__What to work on__:
Check each line of the listing for the word "this" and report how many lines contain it, giving nothing but the number.

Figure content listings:
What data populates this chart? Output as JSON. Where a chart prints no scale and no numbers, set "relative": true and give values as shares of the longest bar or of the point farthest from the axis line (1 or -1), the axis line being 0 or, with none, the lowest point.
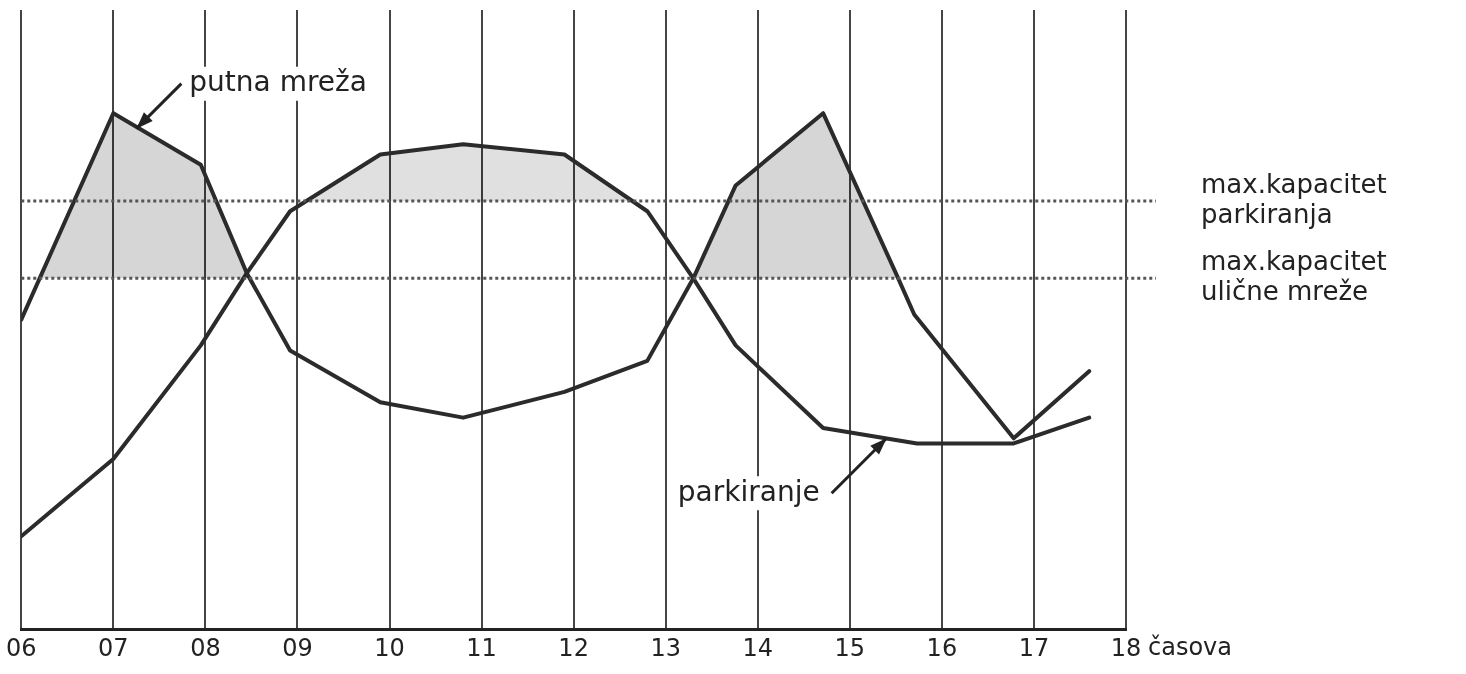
{
  "chart_data": {
    "type": "line",
    "relative": true,
    "grid": "x",
    "legend": false,
    "marker": "none",
    "line_style": "solid",
    "xlabel": "časova",
    "xlim": [
      6,
      18
    ],
    "xticks": [
      {
        "value": 6,
        "label": "06"
      },
      {
        "value": 7,
        "label": "07"
      },
      {
        "value": 8,
        "label": "08"
      },
      {
        "value": 9,
        "label": "09"
      },
      10,
      11,
      12,
      13,
      14,
      15,
      16,
      17,
      18
    ],
    "series": [
      {
        "color": "#2b2b2b",
        "x": [
          6,
          7,
          7.95,
          8.45,
          8.92,
          9.9,
          10.8,
          11.9,
          12.8,
          13.3,
          13.76,
          14.71,
          15.5,
          15.7,
          16.78,
          17.6
        ],
        "values": [
          0.6,
          1,
          0.9,
          0.69,
          0.54,
          0.44,
          0.41,
          0.46,
          0.52,
          0.68,
          0.86,
          1,
          0.69,
          0.61,
          0.37,
          0.5
        ]
      },
      {
        "color": "#2b2b2b",
        "x": [
          6,
          7,
          7.95,
          8.45,
          8.92,
          9.9,
          10.8,
          11.9,
          12.8,
          13.3,
          13.76,
          14.71,
          15.73,
          16.78,
          17.6
        ],
        "values": [
          0.18,
          0.33,
          0.55,
          0.69,
          0.81,
          0.92,
          0.94,
          0.92,
          0.81,
          0.68,
          0.55,
          0.39,
          0.36,
          0.36,
          0.41
        ]
      }
    ],
    "ref_lines": [
      {
        "axis": "y",
        "value": 0.83,
        "label": "max.kapacitet parkiranja",
        "color": "#555555",
        "line_style": "dotted"
      },
      {
        "axis": "y",
        "value": 0.68,
        "label": "max.kapacitet ulične mreže",
        "color": "#555555",
        "line_style": "dotted"
      }
    ],
    "annotations": [
      {
        "text": "putna mreža",
        "x": 7.25,
        "y": 0.97
      },
      {
        "text": "parkiranje",
        "x": 15.4,
        "y": 0.37
      }
    ]
  }
}
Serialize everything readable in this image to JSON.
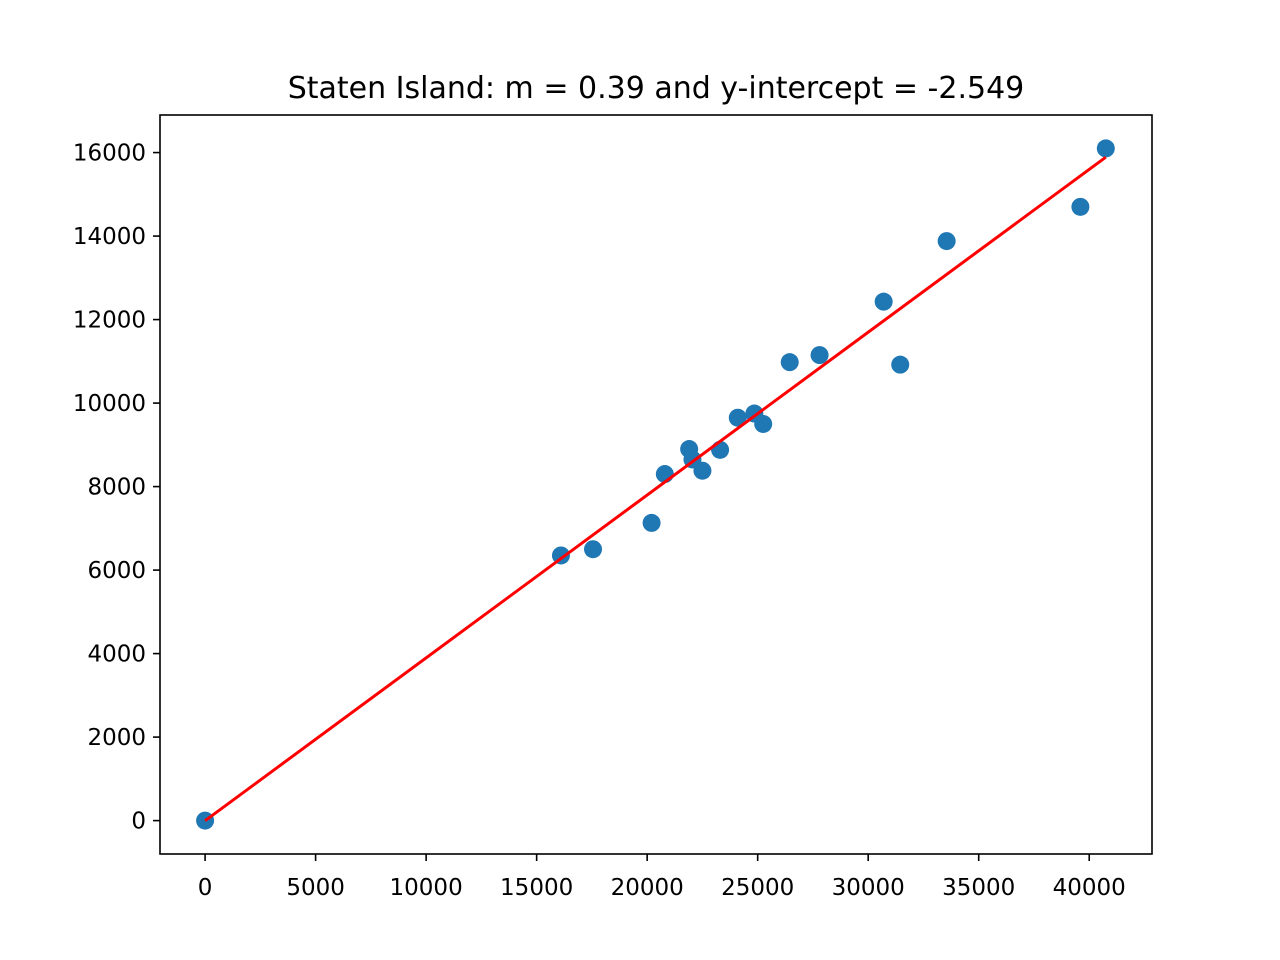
{
  "chart_data": {
    "type": "scatter",
    "title": "Staten Island: m = 0.39 and y-intercept = -2.549",
    "xlabel": "",
    "ylabel": "",
    "xlim": [
      -2040,
      42840
    ],
    "ylim": [
      -800,
      16900
    ],
    "x_ticks": [
      0,
      5000,
      10000,
      15000,
      20000,
      25000,
      30000,
      35000,
      40000
    ],
    "y_ticks": [
      0,
      2000,
      4000,
      6000,
      8000,
      10000,
      12000,
      14000,
      16000
    ],
    "grid": false,
    "legend": "none",
    "series": [
      {
        "kind": "scatter",
        "color": "#1f77b4",
        "points": [
          [
            0,
            0
          ],
          [
            16100,
            6350
          ],
          [
            17550,
            6500
          ],
          [
            20200,
            7130
          ],
          [
            20800,
            8300
          ],
          [
            21900,
            8900
          ],
          [
            22050,
            8650
          ],
          [
            22500,
            8380
          ],
          [
            23300,
            8880
          ],
          [
            24100,
            9650
          ],
          [
            24850,
            9750
          ],
          [
            25250,
            9500
          ],
          [
            26450,
            10980
          ],
          [
            27800,
            11150
          ],
          [
            30700,
            12430
          ],
          [
            31450,
            10920
          ],
          [
            33550,
            13880
          ],
          [
            39600,
            14700
          ],
          [
            40750,
            16100
          ]
        ]
      },
      {
        "kind": "line",
        "color": "#ff0000",
        "points": [
          [
            0,
            -2.549
          ],
          [
            40750,
            15890
          ]
        ]
      }
    ]
  }
}
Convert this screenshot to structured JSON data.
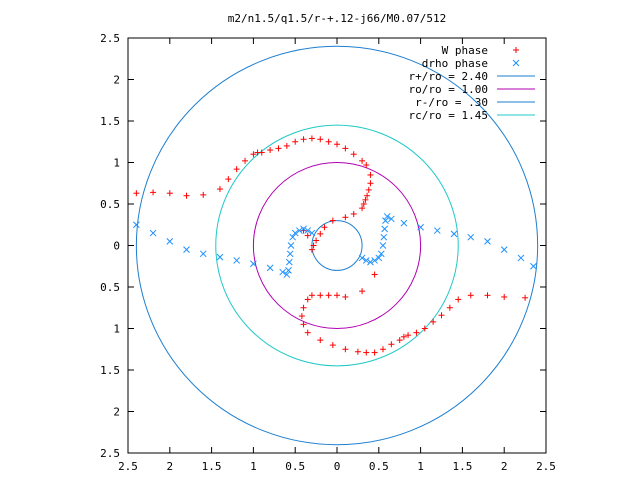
{
  "chart_data": {
    "type": "scatter",
    "title": "m2/n1.5/q1.5/r-+.12-j66/M0.07/512",
    "xlabel": "",
    "ylabel": "",
    "xlim": [
      -2.5,
      2.5
    ],
    "ylim": [
      -2.5,
      2.5
    ],
    "x_ticks": [
      -2.5,
      -2,
      -1.5,
      -1,
      -0.5,
      0,
      0.5,
      1,
      1.5,
      2,
      2.5
    ],
    "y_ticks": [
      -2.5,
      -2,
      -1.5,
      -1,
      -0.5,
      0,
      0.5,
      1,
      1.5,
      2,
      2.5
    ],
    "x_tick_labels": [
      "2.5",
      "2",
      "1.5",
      "1",
      "0.5",
      "0",
      "0.5",
      "1",
      "1.5",
      "2",
      "2.5"
    ],
    "y_tick_labels": [
      "2.5",
      "2",
      "1.5",
      "1",
      "0.5",
      "0",
      "0.5",
      "1",
      "1.5",
      "2",
      "2.5"
    ],
    "grid": false,
    "legend_position": "top-right",
    "series": [
      {
        "name": "W phase",
        "marker": "+",
        "color": "#ff0000",
        "x": [
          -2.4,
          -2.2,
          -2.0,
          -1.8,
          -1.6,
          -1.4,
          -1.3,
          -1.2,
          -1.1,
          -1.0,
          -0.95,
          -0.9,
          -0.8,
          -0.7,
          -0.6,
          -0.5,
          -0.4,
          -0.3,
          -0.2,
          -0.1,
          0.0,
          0.1,
          0.2,
          0.3,
          0.35,
          0.4,
          0.4,
          0.38,
          0.36,
          0.34,
          0.32,
          0.3,
          0.2,
          0.1,
          -0.05,
          -0.15,
          -0.2,
          -0.25,
          -0.28,
          -0.3,
          -0.35,
          -0.4,
          2.25,
          2.0,
          1.8,
          1.6,
          1.45,
          1.35,
          1.25,
          1.15,
          1.05,
          0.95,
          0.85,
          0.8,
          0.75,
          0.65,
          0.55,
          0.45,
          0.35,
          0.25,
          0.1,
          -0.05,
          -0.2,
          -0.35,
          -0.4,
          -0.42,
          -0.4,
          -0.35,
          -0.3,
          -0.2,
          -0.1,
          0.0,
          0.1,
          0.3,
          0.45
        ],
        "y": [
          0.63,
          0.64,
          0.63,
          0.6,
          0.61,
          0.68,
          0.8,
          0.92,
          1.02,
          1.1,
          1.12,
          1.12,
          1.15,
          1.17,
          1.2,
          1.25,
          1.28,
          1.29,
          1.28,
          1.25,
          1.22,
          1.17,
          1.1,
          1.02,
          0.97,
          0.85,
          0.75,
          0.67,
          0.6,
          0.55,
          0.5,
          0.45,
          0.38,
          0.34,
          0.3,
          0.22,
          0.14,
          0.06,
          0.0,
          -0.05,
          0.12,
          0.18,
          -0.63,
          -0.62,
          -0.6,
          -0.6,
          -0.65,
          -0.75,
          -0.84,
          -0.92,
          -1.0,
          -1.05,
          -1.08,
          -1.1,
          -1.14,
          -1.19,
          -1.25,
          -1.29,
          -1.29,
          -1.28,
          -1.25,
          -1.2,
          -1.14,
          -1.05,
          -0.95,
          -0.85,
          -0.75,
          -0.65,
          -0.6,
          -0.6,
          -0.6,
          -0.6,
          -0.62,
          -0.55,
          -0.35
        ]
      },
      {
        "name": "drho phase",
        "marker": "x",
        "color": "#1e90ff",
        "x": [
          -2.4,
          -2.2,
          -2.0,
          -1.8,
          -1.6,
          -1.4,
          -1.2,
          -1.0,
          -0.8,
          -0.65,
          -0.6,
          -0.58,
          -0.57,
          -0.56,
          -0.55,
          -0.53,
          -0.5,
          -0.45,
          -0.4,
          -0.35,
          -0.3,
          2.35,
          2.2,
          2.0,
          1.8,
          1.6,
          1.4,
          1.2,
          1.0,
          0.8,
          0.65,
          0.6,
          0.58,
          0.57,
          0.56,
          0.55,
          0.53,
          0.5,
          0.45,
          0.4,
          0.35,
          0.3
        ],
        "y": [
          0.25,
          0.15,
          0.05,
          -0.05,
          -0.1,
          -0.14,
          -0.18,
          -0.22,
          -0.27,
          -0.32,
          -0.35,
          -0.3,
          -0.2,
          -0.1,
          0.0,
          0.1,
          0.15,
          0.18,
          0.2,
          0.18,
          0.15,
          -0.25,
          -0.15,
          -0.05,
          0.05,
          0.1,
          0.14,
          0.18,
          0.22,
          0.27,
          0.32,
          0.35,
          0.3,
          0.2,
          0.1,
          0.0,
          -0.1,
          -0.15,
          -0.18,
          -0.2,
          -0.18,
          -0.15
        ]
      },
      {
        "name": "r+/ro = 2.40",
        "type": "circle",
        "r": 2.4,
        "color": "#1e7fd0"
      },
      {
        "name": "ro/ro = 1.00",
        "type": "circle",
        "r": 1.0,
        "color": "#b000b0"
      },
      {
        "name": "r-/ro = .30",
        "type": "circle",
        "r": 0.3,
        "color": "#1e7fd0"
      },
      {
        "name": "rc/ro = 1.45",
        "type": "circle",
        "r": 1.45,
        "color": "#20c8c8"
      }
    ]
  }
}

__Written answer__:
3